Scan the material for the word "Pattern", and copy each line where it shows up.

━━ MATERIAL PROVIDED

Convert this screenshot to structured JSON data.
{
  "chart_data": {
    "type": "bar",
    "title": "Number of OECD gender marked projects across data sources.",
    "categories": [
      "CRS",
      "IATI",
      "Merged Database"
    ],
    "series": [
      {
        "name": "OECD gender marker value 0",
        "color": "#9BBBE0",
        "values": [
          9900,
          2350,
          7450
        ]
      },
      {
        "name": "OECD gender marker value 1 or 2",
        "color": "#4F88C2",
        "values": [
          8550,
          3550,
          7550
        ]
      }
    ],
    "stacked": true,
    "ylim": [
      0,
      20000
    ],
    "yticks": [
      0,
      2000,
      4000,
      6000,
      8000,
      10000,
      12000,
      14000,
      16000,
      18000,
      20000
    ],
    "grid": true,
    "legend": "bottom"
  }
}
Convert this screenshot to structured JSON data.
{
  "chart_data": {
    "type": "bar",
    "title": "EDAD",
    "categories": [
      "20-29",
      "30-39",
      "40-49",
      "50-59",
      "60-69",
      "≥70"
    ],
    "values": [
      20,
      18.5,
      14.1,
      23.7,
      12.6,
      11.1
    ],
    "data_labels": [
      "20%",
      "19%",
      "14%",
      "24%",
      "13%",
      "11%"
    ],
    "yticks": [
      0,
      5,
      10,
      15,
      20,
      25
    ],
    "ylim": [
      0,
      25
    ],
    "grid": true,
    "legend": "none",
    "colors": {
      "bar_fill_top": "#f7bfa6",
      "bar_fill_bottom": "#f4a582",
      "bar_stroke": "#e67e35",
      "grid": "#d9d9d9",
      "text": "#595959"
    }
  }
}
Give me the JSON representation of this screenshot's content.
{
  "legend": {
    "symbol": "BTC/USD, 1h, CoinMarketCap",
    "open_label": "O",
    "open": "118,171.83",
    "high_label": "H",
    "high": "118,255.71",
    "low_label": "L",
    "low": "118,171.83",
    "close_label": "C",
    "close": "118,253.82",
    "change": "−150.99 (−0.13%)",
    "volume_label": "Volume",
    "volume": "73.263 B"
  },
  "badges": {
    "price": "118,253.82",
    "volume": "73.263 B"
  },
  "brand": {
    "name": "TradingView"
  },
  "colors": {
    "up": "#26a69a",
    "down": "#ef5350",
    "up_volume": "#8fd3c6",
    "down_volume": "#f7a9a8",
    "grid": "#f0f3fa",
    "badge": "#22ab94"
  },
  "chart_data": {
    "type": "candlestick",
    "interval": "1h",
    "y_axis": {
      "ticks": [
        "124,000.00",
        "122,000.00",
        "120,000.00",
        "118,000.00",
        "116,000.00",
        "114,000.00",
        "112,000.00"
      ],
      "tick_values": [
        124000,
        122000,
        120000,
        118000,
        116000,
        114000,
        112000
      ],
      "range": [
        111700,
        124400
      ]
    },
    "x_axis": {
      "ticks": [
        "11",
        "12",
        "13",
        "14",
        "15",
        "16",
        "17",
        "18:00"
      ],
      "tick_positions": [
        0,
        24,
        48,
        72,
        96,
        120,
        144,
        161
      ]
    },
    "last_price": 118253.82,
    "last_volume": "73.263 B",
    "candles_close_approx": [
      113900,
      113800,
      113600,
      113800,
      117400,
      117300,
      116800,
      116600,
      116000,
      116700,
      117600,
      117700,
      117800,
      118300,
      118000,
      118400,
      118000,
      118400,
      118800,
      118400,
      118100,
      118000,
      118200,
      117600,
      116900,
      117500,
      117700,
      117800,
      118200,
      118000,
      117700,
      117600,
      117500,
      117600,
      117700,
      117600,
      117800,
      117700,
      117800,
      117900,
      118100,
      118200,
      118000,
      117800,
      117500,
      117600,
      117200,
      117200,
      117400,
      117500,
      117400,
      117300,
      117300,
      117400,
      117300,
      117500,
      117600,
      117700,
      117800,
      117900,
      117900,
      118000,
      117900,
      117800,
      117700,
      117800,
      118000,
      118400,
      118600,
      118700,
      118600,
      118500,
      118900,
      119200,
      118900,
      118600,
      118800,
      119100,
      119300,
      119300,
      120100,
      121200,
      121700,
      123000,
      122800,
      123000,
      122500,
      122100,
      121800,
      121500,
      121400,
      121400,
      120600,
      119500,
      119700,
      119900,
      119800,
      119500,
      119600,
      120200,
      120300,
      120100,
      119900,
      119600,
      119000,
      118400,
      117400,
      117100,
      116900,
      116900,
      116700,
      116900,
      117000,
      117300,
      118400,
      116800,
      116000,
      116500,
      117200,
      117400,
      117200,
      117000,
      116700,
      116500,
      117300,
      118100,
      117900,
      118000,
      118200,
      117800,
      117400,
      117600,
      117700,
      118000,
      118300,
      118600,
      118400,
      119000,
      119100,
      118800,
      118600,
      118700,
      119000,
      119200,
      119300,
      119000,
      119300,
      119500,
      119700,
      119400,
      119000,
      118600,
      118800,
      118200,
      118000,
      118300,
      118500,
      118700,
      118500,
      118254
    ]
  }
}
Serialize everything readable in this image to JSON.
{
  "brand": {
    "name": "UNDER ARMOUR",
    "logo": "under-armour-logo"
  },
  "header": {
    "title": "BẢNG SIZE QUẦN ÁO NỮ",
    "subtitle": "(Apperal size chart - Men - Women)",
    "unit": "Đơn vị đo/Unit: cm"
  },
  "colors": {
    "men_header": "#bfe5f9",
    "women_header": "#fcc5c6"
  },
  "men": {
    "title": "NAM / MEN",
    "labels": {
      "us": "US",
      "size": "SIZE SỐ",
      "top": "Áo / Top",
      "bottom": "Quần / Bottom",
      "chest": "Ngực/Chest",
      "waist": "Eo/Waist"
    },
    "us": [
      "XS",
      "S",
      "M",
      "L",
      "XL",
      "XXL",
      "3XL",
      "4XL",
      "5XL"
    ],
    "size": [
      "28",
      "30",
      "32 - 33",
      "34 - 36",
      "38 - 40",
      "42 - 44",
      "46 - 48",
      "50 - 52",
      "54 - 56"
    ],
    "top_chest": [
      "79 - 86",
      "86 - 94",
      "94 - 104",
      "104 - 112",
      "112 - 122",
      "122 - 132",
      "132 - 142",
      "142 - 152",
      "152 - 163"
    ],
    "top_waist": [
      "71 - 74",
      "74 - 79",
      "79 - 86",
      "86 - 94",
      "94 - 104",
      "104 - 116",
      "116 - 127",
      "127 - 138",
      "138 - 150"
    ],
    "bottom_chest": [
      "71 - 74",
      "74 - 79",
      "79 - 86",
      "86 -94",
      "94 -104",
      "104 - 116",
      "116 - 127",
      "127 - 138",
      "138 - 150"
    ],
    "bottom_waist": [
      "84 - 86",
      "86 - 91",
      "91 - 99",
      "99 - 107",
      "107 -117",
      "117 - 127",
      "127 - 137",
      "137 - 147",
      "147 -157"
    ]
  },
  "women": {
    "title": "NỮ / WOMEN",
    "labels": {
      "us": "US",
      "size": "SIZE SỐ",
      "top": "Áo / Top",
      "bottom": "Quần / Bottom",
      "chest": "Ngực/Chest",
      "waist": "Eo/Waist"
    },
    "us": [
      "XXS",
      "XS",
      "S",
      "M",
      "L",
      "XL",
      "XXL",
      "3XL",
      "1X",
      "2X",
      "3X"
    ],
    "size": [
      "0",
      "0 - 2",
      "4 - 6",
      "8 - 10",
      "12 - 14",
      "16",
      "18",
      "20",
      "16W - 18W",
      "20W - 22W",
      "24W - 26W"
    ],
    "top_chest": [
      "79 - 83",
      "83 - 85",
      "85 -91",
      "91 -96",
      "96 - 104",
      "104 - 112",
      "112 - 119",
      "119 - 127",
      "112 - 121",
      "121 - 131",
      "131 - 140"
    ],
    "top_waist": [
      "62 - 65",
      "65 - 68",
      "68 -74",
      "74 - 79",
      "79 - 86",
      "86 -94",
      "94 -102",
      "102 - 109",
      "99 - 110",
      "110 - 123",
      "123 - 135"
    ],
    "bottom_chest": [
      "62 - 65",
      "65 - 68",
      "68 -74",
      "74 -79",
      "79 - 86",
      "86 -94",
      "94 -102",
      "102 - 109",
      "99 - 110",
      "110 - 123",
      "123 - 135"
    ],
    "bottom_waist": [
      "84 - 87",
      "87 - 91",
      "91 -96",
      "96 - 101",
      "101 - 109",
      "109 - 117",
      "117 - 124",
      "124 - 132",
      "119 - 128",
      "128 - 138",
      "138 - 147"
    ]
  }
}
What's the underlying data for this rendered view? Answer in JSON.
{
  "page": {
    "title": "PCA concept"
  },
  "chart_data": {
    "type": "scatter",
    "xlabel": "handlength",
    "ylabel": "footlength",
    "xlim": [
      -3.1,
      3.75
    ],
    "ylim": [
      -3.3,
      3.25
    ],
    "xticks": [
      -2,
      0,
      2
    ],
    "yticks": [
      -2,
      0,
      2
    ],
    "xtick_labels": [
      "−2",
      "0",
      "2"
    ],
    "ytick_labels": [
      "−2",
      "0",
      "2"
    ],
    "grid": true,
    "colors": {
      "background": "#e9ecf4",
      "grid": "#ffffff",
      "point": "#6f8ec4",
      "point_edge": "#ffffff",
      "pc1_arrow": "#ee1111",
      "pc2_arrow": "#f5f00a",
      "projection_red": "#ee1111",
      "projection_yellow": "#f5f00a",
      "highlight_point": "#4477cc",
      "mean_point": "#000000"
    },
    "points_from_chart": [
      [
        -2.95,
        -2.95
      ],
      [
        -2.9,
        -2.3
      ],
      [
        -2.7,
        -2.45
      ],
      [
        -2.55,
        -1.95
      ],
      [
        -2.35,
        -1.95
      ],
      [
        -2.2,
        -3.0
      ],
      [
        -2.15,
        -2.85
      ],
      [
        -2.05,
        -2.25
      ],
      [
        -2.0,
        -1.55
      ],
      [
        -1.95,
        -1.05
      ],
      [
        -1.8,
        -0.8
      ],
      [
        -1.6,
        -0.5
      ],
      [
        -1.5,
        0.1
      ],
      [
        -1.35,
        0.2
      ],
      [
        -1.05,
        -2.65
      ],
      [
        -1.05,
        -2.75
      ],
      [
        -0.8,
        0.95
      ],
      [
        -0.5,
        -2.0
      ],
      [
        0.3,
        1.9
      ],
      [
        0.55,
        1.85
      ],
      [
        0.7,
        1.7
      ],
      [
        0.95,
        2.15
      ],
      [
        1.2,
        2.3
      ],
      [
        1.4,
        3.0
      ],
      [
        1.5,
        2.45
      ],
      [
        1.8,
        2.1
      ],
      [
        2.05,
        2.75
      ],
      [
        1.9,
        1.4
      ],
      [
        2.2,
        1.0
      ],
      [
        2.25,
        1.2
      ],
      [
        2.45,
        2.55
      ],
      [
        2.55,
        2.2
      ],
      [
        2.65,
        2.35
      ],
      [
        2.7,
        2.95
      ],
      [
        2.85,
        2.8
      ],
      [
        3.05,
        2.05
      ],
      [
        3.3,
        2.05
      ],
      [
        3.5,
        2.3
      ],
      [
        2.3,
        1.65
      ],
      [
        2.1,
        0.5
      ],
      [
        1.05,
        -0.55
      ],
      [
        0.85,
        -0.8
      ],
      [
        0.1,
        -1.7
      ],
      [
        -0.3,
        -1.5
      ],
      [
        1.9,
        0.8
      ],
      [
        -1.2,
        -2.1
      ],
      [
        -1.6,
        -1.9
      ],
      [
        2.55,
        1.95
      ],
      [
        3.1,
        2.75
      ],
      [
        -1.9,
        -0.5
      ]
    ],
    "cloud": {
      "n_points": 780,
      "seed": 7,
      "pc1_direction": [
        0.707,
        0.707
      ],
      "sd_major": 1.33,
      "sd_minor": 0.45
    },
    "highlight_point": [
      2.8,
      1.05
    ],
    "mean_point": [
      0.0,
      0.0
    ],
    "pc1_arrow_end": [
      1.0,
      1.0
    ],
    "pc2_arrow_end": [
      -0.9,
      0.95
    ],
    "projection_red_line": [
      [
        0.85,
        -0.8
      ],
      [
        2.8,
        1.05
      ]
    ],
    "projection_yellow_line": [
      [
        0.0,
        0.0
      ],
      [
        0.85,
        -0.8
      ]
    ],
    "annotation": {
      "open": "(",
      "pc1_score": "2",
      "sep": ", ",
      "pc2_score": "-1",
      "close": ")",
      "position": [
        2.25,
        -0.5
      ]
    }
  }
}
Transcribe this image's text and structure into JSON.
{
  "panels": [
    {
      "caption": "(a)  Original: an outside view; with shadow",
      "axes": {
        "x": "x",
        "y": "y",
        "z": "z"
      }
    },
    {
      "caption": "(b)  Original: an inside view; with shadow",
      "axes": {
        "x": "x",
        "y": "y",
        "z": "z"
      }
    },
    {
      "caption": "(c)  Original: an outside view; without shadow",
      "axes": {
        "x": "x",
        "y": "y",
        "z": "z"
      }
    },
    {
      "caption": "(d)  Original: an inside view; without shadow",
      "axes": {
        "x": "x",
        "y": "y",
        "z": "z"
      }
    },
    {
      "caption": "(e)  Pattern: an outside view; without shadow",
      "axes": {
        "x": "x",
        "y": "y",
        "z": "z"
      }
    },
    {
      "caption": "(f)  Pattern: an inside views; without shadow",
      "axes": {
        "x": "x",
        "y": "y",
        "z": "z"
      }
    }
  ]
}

━━━━

» THE ANSWER:
      "caption": "(e)  Pattern: an outside view; without shadow",
      "caption": "(f)  Pattern: an inside views; without shadow",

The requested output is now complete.